Problem description =
Retype the data below without altering anything.

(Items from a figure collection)

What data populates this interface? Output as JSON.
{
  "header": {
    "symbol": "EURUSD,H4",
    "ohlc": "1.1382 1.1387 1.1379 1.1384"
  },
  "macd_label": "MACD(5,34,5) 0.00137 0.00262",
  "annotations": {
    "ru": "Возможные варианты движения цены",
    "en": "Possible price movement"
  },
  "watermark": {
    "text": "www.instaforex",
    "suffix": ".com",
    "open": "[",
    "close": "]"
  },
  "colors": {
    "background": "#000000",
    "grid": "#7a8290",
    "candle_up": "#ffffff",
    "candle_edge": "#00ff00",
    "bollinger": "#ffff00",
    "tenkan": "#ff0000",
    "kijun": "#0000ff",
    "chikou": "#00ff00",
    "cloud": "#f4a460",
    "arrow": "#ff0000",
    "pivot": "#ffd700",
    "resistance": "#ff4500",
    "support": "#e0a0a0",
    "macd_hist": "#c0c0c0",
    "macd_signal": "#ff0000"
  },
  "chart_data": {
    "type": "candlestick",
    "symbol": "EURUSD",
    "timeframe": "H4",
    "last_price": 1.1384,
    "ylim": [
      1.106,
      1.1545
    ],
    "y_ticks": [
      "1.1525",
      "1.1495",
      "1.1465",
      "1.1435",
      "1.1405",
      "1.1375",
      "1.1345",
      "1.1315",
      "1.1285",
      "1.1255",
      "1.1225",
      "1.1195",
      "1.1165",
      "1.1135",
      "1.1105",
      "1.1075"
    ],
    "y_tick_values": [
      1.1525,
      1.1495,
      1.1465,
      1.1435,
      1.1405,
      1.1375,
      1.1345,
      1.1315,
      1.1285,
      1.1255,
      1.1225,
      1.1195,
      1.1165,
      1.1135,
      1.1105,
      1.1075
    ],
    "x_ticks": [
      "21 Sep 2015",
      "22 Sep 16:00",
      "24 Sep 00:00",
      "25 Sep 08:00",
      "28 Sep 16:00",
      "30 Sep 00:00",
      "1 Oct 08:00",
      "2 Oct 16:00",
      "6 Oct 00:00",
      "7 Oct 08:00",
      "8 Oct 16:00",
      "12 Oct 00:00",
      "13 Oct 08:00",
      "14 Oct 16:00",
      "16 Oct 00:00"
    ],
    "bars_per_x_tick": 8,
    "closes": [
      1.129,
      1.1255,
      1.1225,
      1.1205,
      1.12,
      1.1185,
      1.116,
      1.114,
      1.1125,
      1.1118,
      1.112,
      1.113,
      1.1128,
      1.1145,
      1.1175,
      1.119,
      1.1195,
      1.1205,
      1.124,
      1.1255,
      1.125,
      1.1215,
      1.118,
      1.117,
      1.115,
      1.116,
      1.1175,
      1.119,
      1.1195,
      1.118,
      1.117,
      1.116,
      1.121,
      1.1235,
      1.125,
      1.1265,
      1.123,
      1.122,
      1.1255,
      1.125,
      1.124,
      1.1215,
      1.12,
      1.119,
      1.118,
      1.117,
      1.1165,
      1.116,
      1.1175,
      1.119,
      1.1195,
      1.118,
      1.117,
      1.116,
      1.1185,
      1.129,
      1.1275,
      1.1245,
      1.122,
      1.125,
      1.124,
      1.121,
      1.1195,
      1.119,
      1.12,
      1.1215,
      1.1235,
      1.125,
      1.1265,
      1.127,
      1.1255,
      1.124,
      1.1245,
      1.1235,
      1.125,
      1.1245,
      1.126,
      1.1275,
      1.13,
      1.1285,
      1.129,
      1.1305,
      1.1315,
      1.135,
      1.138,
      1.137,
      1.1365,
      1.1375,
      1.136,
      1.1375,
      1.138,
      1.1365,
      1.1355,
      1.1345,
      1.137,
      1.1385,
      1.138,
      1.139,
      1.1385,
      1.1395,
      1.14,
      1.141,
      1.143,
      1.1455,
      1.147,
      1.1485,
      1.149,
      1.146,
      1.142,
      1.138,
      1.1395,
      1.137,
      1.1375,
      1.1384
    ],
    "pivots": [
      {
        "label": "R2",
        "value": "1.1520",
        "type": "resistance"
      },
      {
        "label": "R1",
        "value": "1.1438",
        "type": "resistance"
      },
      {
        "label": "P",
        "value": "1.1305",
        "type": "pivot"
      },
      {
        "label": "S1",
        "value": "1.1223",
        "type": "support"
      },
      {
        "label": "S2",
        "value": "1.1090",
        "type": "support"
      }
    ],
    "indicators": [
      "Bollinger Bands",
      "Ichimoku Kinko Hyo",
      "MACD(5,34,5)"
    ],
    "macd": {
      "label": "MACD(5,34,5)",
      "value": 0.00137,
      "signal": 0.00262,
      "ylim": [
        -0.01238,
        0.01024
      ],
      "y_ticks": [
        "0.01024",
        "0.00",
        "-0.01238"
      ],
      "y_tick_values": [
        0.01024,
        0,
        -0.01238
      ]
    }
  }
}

Output of the exercise =
What data populates this interface? Output as JSON.
{
  "header": {
    "symbol": "EURUSD,H4",
    "ohlc": "1.1382 1.1387 1.1379 1.1384"
  },
  "macd_label": "MACD(5,34,5) 0.00137 0.00262",
  "annotations": {
    "ru": "Возможные варианты движения цены",
    "en": "Possible price movement"
  },
  "watermark": {
    "text": "www.instaforex",
    "suffix": ".com",
    "open": "[",
    "close": "]"
  },
  "colors": {
    "background": "#000000",
    "grid": "#7a8290",
    "candle_up": "#ffffff",
    "candle_edge": "#00ff00",
    "bollinger": "#ffff00",
    "tenkan": "#ff0000",
    "kijun": "#0000ff",
    "chikou": "#00ff00",
    "cloud": "#f4a460",
    "arrow": "#ff0000",
    "pivot": "#ffd700",
    "resistance": "#ff4500",
    "support": "#e0a0a0",
    "macd_hist": "#c0c0c0",
    "macd_signal": "#ff0000"
  },
  "chart_data": {
    "type": "candlestick",
    "symbol": "EURUSD",
    "timeframe": "H4",
    "last_price": 1.1384,
    "ylim": [
      1.106,
      1.1545
    ],
    "y_ticks": [
      "1.1525",
      "1.1495",
      "1.1465",
      "1.1435",
      "1.1405",
      "1.1375",
      "1.1345",
      "1.1315",
      "1.1285",
      "1.1255",
      "1.1225",
      "1.1195",
      "1.1165",
      "1.1135",
      "1.1105",
      "1.1075"
    ],
    "y_tick_values": [
      1.1525,
      1.1495,
      1.1465,
      1.1435,
      1.1405,
      1.1375,
      1.1345,
      1.1315,
      1.1285,
      1.1255,
      1.1225,
      1.1195,
      1.1165,
      1.1135,
      1.1105,
      1.1075
    ],
    "x_ticks": [
      "21 Sep 2015",
      "22 Sep 16:00",
      "24 Sep 00:00",
      "25 Sep 08:00",
      "28 Sep 16:00",
      "30 Sep 00:00",
      "1 Oct 08:00",
      "2 Oct 16:00",
      "6 Oct 00:00",
      "7 Oct 08:00",
      "8 Oct 16:00",
      "12 Oct 00:00",
      "13 Oct 08:00",
      "14 Oct 16:00",
      "16 Oct 00:00"
    ],
    "bars_per_x_tick": 8,
    "closes": [
      1.129,
      1.1255,
      1.1225,
      1.1205,
      1.12,
      1.1185,
      1.116,
      1.114,
      1.1125,
      1.1118,
      1.112,
      1.113,
      1.1128,
      1.1145,
      1.1175,
      1.119,
      1.1195,
      1.1205,
      1.124,
      1.1255,
      1.125,
      1.1215,
      1.118,
      1.117,
      1.115,
      1.116,
      1.1175,
      1.119,
      1.1195,
      1.118,
      1.117,
      1.116,
      1.121,
      1.1235,
      1.125,
      1.1265,
      1.123,
      1.122,
      1.1255,
      1.125,
      1.124,
      1.1215,
      1.12,
      1.119,
      1.118,
      1.117,
      1.1165,
      1.116,
      1.1175,
      1.119,
      1.1195,
      1.118,
      1.117,
      1.116,
      1.1185,
      1.129,
      1.1275,
      1.1245,
      1.122,
      1.125,
      1.124,
      1.121,
      1.1195,
      1.119,
      1.12,
      1.1215,
      1.1235,
      1.125,
      1.1265,
      1.127,
      1.1255,
      1.124,
      1.1245,
      1.1235,
      1.125,
      1.1245,
      1.126,
      1.1275,
      1.13,
      1.1285,
      1.129,
      1.1305,
      1.1315,
      1.135,
      1.138,
      1.137,
      1.1365,
      1.1375,
      1.136,
      1.1375,
      1.138,
      1.1365,
      1.1355,
      1.1345,
      1.137,
      1.1385,
      1.138,
      1.139,
      1.1385,
      1.1395,
      1.14,
      1.141,
      1.143,
      1.1455,
      1.147,
      1.1485,
      1.149,
      1.146,
      1.142,
      1.138,
      1.1395,
      1.137,
      1.1375,
      1.1384
    ],
    "pivots": [
      {
        "label": "R2",
        "value": "1.1520",
        "type": "resistance"
      },
      {
        "label": "R1",
        "value": "1.1438",
        "type": "resistance"
      },
      {
        "label": "P",
        "value": "1.1305",
        "type": "pivot"
      },
      {
        "label": "S1",
        "value": "1.1223",
        "type": "support"
      },
      {
        "label": "S2",
        "value": "1.1090",
        "type": "support"
      }
    ],
    "indicators": [
      "Bollinger Bands",
      "Ichimoku Kinko Hyo",
      "MACD(5,34,5)"
    ],
    "macd": {
      "label": "MACD(5,34,5)",
      "value": 0.00137,
      "signal": 0.00262,
      "ylim": [
        -0.01238,
        0.01024
      ],
      "y_ticks": [
        "0.01024",
        "0.00",
        "-0.01238"
      ],
      "y_tick_values": [
        0.01024,
        0,
        -0.01238
      ]
    }
  }
}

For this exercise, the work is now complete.